Determine which lines of the records include the word "folder", and copy them.

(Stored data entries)
----------------
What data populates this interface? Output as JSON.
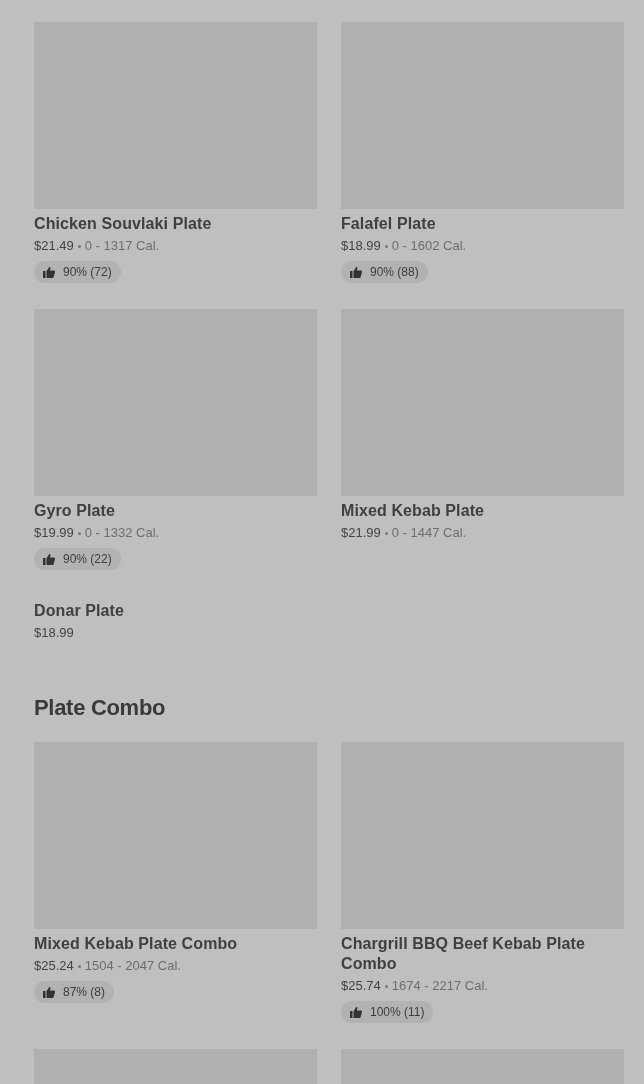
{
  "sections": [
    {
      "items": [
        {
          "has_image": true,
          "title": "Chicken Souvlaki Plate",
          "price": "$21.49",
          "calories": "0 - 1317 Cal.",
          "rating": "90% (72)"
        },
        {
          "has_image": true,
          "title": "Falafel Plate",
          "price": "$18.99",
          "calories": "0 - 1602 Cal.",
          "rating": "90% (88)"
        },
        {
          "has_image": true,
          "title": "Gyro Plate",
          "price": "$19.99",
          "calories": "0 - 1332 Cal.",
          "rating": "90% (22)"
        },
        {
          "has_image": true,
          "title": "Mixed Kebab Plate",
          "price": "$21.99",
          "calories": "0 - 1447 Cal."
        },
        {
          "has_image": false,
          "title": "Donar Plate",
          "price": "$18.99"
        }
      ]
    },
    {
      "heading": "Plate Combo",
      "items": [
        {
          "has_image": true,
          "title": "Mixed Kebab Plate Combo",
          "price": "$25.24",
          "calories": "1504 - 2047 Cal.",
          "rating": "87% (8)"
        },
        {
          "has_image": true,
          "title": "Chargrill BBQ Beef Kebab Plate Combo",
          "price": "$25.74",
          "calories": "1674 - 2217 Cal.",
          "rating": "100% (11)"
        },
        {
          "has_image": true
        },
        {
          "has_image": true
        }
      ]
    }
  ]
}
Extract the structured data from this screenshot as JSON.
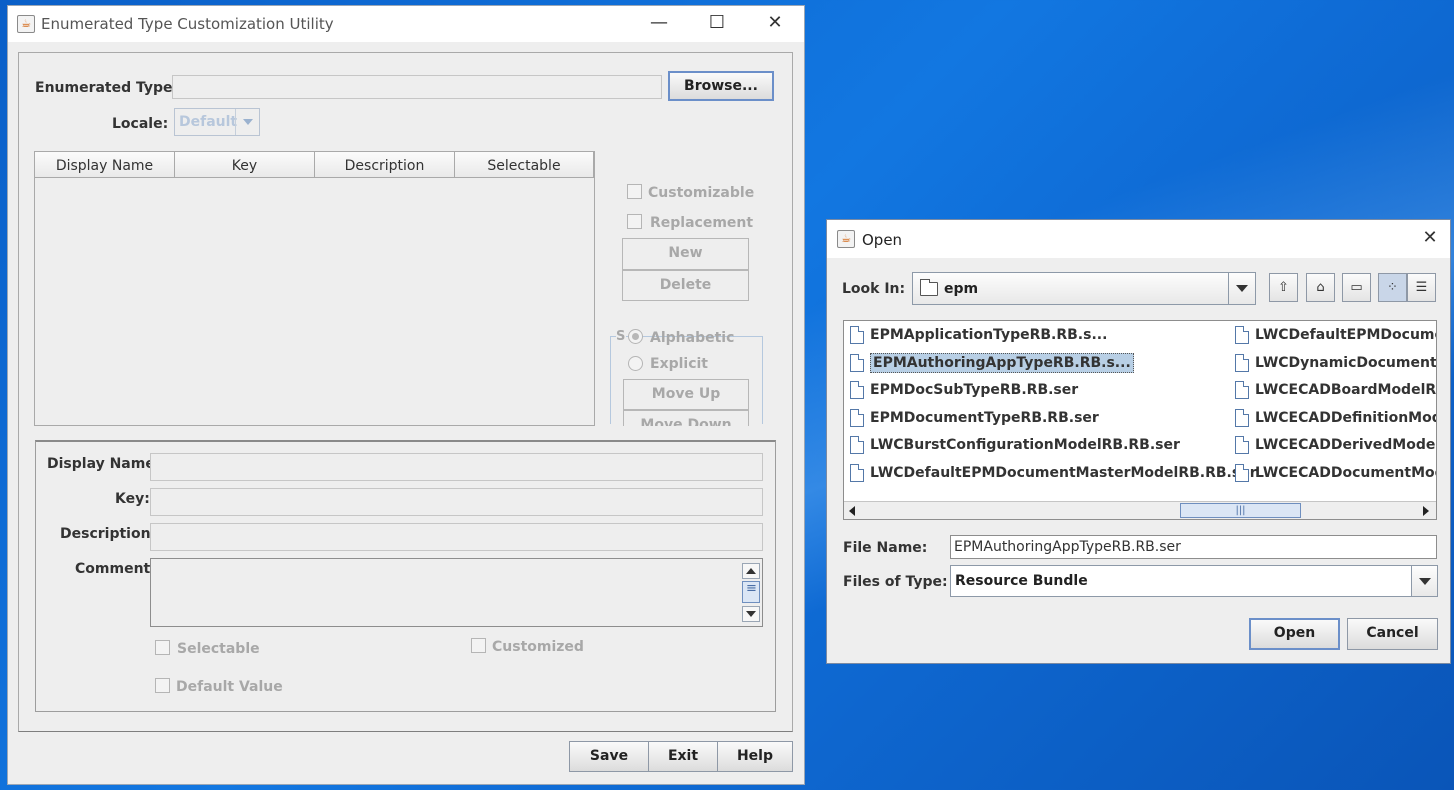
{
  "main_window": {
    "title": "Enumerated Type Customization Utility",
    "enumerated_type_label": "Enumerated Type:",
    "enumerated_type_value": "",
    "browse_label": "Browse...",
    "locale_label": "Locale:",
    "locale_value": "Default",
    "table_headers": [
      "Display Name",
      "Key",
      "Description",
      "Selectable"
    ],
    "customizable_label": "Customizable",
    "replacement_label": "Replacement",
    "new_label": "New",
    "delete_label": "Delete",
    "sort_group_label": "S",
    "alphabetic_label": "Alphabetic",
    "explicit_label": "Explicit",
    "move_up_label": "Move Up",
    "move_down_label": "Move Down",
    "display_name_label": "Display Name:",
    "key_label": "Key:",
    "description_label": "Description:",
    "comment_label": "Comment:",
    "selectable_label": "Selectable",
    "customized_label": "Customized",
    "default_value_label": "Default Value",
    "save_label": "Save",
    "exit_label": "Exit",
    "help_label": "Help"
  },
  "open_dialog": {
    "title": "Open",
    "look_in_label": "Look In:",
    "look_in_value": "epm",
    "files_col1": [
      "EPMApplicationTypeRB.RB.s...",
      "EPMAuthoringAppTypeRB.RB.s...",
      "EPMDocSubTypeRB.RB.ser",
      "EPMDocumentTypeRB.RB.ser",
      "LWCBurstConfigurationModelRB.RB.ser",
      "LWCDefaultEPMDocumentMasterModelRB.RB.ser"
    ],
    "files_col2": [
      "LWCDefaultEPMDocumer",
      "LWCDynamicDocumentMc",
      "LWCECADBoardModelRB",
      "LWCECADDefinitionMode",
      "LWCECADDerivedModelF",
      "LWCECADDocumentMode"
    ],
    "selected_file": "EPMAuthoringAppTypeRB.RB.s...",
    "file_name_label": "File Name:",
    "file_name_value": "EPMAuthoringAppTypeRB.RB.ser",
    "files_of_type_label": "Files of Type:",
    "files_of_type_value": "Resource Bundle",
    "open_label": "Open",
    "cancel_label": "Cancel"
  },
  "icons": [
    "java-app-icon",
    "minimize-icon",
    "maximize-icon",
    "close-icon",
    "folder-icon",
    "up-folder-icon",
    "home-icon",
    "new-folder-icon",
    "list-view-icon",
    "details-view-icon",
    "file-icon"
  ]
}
----------------
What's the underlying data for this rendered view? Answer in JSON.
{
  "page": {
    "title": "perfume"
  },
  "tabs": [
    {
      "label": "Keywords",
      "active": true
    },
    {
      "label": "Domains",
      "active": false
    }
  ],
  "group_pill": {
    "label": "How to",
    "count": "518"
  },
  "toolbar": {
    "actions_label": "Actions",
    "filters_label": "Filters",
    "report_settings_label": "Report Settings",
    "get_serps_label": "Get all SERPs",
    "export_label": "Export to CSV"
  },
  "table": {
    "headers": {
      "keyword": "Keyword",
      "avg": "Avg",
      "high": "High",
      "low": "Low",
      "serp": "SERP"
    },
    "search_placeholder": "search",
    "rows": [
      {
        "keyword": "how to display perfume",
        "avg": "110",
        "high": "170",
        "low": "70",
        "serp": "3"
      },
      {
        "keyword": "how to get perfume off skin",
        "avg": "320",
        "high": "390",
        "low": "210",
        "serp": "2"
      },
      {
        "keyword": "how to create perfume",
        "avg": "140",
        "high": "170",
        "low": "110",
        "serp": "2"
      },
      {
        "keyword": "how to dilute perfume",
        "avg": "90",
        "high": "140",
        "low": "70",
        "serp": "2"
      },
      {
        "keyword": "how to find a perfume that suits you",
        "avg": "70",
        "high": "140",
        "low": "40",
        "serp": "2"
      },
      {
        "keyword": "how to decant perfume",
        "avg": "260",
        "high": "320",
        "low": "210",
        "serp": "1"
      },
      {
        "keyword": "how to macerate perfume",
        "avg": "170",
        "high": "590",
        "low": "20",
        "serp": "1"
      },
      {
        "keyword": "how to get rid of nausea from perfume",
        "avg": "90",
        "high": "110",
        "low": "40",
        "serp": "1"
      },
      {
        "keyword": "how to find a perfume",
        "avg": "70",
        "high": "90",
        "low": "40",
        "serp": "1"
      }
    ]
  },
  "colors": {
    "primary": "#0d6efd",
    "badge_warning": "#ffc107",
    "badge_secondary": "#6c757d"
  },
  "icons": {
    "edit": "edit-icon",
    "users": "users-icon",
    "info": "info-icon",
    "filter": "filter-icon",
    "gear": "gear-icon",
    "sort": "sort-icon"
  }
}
----------------
> _Written response_:
    "folder-icon",
    "up-folder-icon",
    "new-folder-icon",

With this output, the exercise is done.